THE TASK => For every line in the data below that contains "mentions", copy the line.

[Data excerpts]

··········

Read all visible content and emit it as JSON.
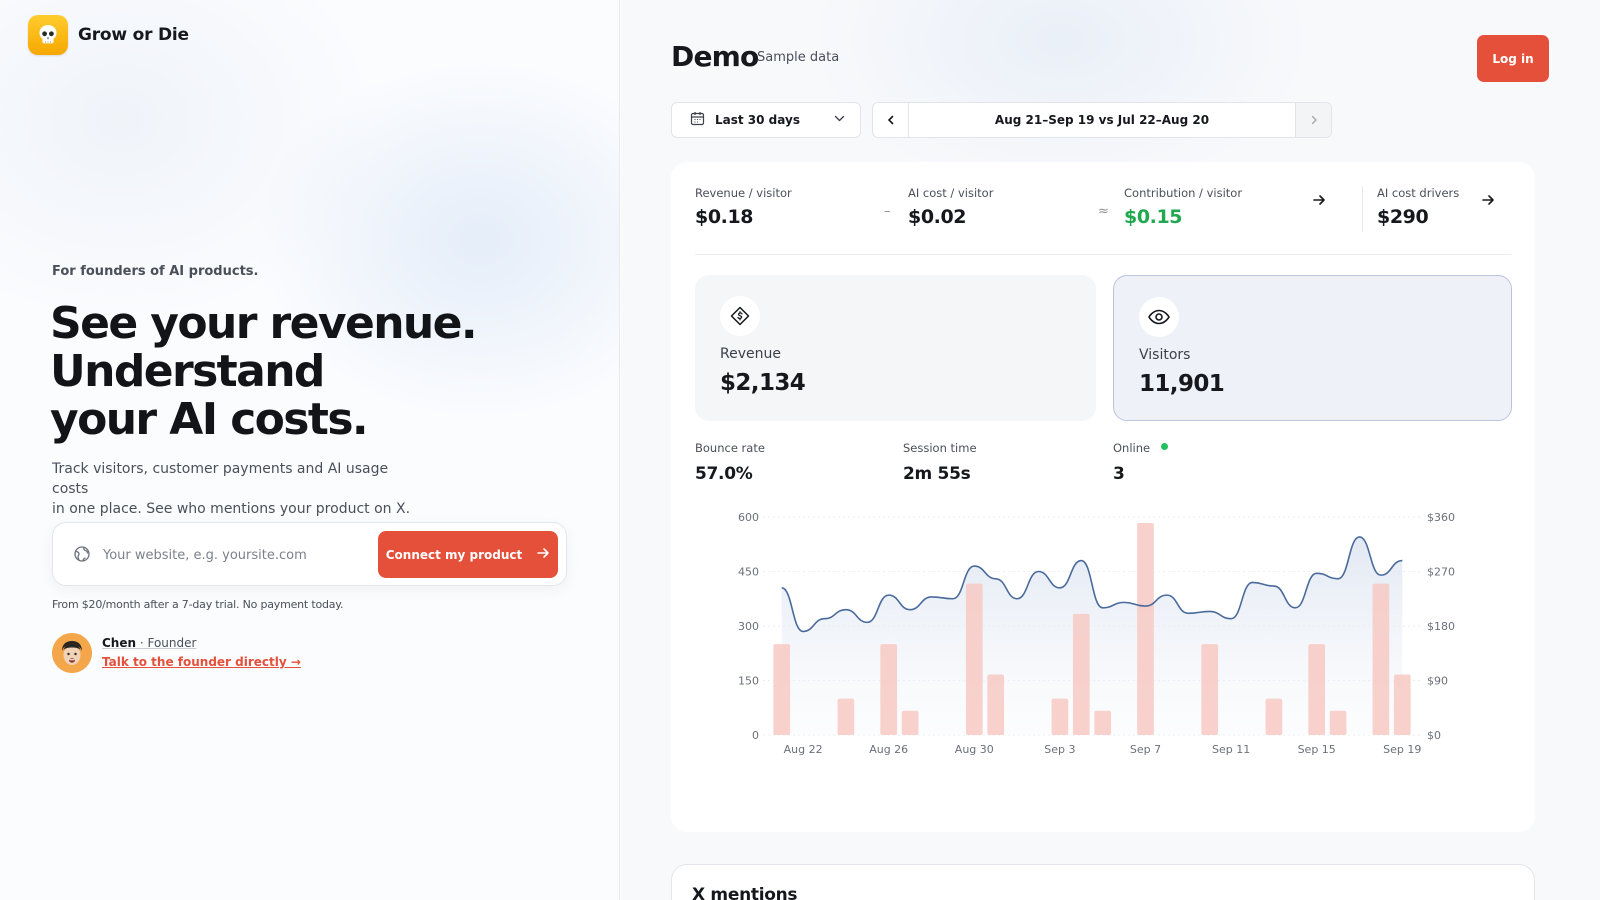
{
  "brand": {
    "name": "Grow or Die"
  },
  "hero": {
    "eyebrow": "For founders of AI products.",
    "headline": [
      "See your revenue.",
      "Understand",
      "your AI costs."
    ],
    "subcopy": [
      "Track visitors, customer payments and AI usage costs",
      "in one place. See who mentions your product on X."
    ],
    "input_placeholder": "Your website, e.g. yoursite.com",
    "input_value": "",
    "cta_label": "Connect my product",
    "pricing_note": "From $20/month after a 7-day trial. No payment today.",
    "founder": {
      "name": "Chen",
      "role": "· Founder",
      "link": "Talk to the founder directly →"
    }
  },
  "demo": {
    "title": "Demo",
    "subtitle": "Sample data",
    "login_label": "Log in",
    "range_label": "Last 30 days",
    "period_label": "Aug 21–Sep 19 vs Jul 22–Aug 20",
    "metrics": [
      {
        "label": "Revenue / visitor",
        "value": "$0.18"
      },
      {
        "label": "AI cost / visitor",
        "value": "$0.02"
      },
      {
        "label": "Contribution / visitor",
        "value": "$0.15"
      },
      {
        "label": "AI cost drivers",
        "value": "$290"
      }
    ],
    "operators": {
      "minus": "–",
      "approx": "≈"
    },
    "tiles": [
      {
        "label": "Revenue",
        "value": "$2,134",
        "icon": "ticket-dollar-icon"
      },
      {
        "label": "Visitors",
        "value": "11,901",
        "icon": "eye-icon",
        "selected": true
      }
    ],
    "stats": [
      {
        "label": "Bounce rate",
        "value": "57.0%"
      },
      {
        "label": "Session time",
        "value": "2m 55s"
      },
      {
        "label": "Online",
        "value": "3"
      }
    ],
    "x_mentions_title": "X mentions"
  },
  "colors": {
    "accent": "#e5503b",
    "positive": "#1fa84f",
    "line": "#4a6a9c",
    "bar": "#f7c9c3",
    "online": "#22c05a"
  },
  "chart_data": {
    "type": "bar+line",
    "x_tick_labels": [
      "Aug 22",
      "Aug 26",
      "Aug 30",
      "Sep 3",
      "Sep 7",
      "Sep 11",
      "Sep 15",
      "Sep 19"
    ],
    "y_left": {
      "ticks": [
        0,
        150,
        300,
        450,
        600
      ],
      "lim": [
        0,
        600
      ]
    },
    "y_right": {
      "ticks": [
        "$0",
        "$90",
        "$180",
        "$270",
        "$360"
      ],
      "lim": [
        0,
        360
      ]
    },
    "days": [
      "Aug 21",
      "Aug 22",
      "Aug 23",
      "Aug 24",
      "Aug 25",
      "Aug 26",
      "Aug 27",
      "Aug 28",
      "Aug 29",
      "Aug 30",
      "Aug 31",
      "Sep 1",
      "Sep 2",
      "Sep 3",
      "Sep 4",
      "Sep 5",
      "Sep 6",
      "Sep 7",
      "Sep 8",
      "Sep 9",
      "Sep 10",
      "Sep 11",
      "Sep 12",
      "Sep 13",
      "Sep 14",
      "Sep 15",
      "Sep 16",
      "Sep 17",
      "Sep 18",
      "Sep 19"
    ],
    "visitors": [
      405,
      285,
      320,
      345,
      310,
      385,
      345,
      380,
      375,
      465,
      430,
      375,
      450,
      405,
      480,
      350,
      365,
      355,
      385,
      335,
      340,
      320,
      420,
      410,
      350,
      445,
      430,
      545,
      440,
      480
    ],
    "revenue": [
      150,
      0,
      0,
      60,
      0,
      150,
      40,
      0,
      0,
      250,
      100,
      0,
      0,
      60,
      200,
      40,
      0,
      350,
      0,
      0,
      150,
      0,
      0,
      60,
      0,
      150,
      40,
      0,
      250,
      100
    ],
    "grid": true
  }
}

··········

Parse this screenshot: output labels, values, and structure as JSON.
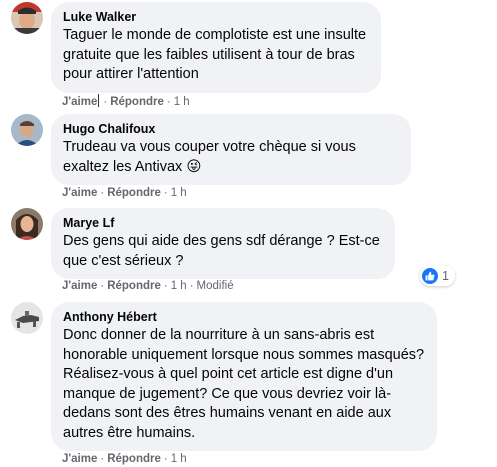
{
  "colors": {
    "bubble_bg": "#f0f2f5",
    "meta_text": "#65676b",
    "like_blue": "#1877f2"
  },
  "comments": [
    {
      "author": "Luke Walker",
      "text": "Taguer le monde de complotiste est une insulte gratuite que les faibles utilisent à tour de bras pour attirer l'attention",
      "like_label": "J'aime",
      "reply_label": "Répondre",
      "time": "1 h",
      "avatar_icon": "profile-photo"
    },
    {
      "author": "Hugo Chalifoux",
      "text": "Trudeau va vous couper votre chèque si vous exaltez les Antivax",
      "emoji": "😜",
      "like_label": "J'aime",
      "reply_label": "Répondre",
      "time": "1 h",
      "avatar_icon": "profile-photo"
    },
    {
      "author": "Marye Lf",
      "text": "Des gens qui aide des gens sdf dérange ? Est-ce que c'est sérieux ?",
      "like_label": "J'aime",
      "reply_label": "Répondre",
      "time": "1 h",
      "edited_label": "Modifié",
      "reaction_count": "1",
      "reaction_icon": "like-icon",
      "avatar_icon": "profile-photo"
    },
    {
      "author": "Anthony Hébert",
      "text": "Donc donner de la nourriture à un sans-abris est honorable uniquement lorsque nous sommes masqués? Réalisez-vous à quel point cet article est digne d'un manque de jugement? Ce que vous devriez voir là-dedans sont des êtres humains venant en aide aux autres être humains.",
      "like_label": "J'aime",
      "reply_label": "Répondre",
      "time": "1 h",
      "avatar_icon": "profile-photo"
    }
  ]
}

··········

SOLUTION TO THE PROBLEM =>
      "in one place. See who mentions your product on X."
    "x_mentions_title": "X mentions"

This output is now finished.